Required work
Repeat the whole listing below, word for word.

Entries provided

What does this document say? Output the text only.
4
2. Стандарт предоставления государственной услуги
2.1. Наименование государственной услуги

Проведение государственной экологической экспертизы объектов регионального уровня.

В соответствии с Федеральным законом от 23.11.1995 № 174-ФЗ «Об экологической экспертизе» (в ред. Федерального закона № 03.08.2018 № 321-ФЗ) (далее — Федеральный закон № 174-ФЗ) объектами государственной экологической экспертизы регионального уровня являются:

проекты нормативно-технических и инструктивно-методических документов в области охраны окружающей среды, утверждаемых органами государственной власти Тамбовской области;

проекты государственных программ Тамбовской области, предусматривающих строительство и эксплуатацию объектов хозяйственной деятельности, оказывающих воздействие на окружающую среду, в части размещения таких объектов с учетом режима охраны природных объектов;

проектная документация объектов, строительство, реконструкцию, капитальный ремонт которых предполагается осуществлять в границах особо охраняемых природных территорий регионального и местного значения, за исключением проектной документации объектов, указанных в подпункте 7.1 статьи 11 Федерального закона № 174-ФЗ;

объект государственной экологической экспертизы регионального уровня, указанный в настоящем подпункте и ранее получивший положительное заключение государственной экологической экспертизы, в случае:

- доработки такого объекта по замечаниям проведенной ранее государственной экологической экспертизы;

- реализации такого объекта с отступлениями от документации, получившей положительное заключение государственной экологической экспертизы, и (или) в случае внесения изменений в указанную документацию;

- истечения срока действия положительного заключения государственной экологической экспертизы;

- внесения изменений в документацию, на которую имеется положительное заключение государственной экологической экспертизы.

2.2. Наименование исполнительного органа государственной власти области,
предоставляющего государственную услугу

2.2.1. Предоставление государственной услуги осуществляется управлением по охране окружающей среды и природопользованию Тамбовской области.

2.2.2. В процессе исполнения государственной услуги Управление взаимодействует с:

Result
What does this document say? Output the text only.
4
2. Стандарт предоставления государственной услуги
2.1. Наименование государственной услуги

Проведение государственной экологической экспертизы объектов регионального уровня.

В соответствии с Федеральным законом от 23.11.1995 № 174-ФЗ «Об экологической экспертизе» (в ред. Федерального закона № 03.08.2018 № 321-ФЗ) (далее — Федеральный закон № 174-ФЗ) объектами государственной экологической экспертизы регионального уровня являются:

проекты нормативно-технических и инструктивно-методических документов в области охраны окружающей среды, утверждаемых органами государственной власти Тамбовской области;

проекты государственных программ Тамбовской области, предусматривающих строительство и эксплуатацию объектов хозяйственной деятельности, оказывающих воздействие на окружающую среду, в части размещения таких объектов с учетом режима охраны природных объектов;

проектная документация объектов, строительство, реконструкцию, капитальный ремонт которых предполагается осуществлять в границах особо охраняемых природных территорий регионального и местного значения, за исключением проектной документации объектов, указанных в подпункте 7.1 статьи 11 Федерального закона № 174-ФЗ;

объект государственной экологической экспертизы регионального уровня, указанный в настоящем подпункте и ранее получивший положительное заключение государственной экологической экспертизы, в случае:

- доработки такого объекта по замечаниям проведенной ранее государственной экологической экспертизы;

- реализации такого объекта с отступлениями от документации, получившей положительное заключение государственной экологической экспертизы, и (или) в случае внесения изменений в указанную документацию;

- истечения срока действия положительного заключения государственной экологической экспертизы;

- внесения изменений в документацию, на которую имеется положительное заключение государственной экологической экспертизы.

2.2. Наименование исполнительного органа государственной власти области,
предоставляющего государственную услугу

2.2.1. Предоставление государственной услуги осуществляется управлением по охране окружающей среды и природопользованию Тамбовской области.

2.2.2. В процессе исполнения государственной услуги Управление взаимодействует с:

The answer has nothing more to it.